* Provided information:
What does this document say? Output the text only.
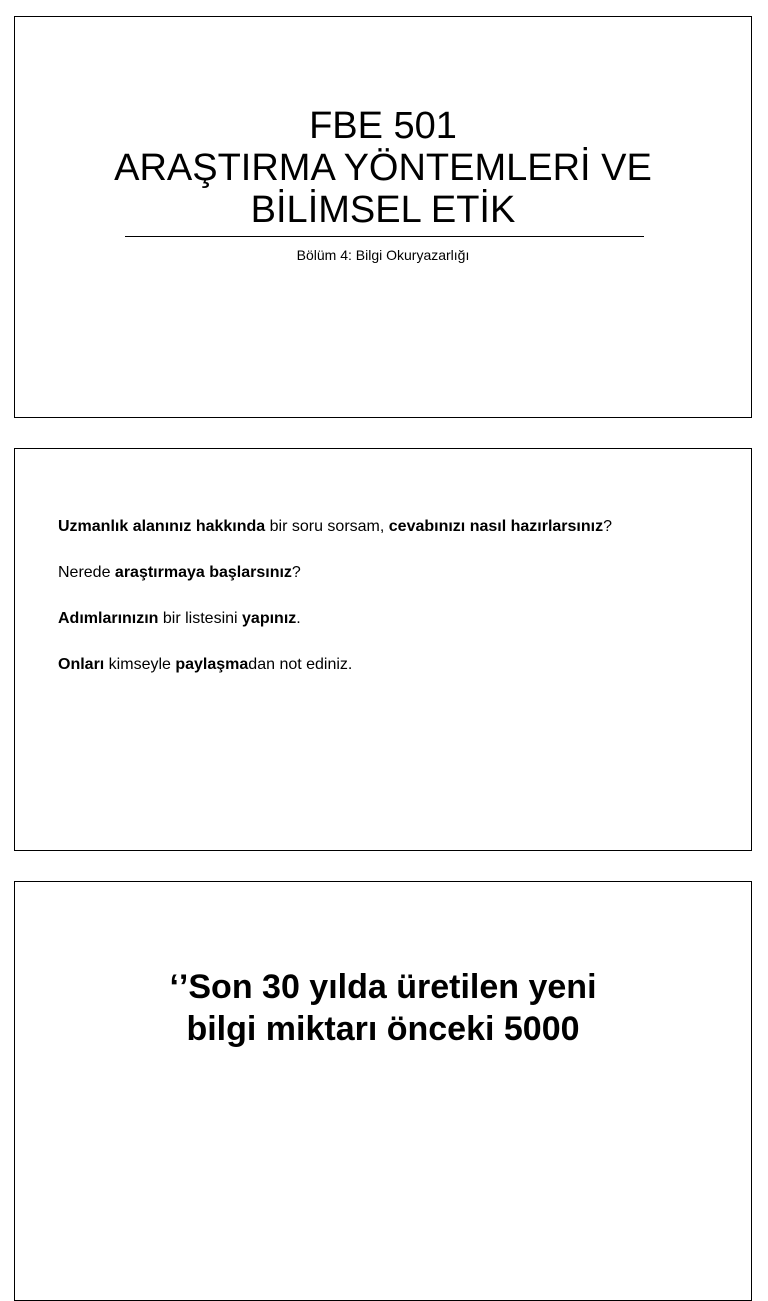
FBE 501
ARAŞTIRMA YÖNTEMLERİ VE
BİLİMSEL ETİK
Bölüm 4: Bilgi Okuryazarlığı
Uzmanlık alanınız hakkında bir soru sorsam, cevabınızı nasıl hazırlarsınız?
Nerede araştırmaya başlarsınız?
Adımlarınızın bir listesini yapınız.
Onları kimseyle paylaşmadan not ediniz.
‘’Son 30 yılda üretilen yeni
bilgi miktarı önceki 5000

* Directions for this task:
Repeat the material above in full and exactly, omitting the pictures.

* Result of the exercise:
What does this document say? Output the text only.
FBE 501
ARAŞTIRMA YÖNTEMLERİ VE
BİLİMSEL ETİK
Bölüm 4: Bilgi Okuryazarlığı
Uzmanlık alanınız hakkında bir soru sorsam, cevabınızı nasıl hazırlarsınız?
Nerede araştırmaya başlarsınız?
Adımlarınızın bir listesini yapınız.
Onları kimseyle paylaşmadan not ediniz.
‘’Son 30 yılda üretilen yeni
bilgi miktarı önceki 5000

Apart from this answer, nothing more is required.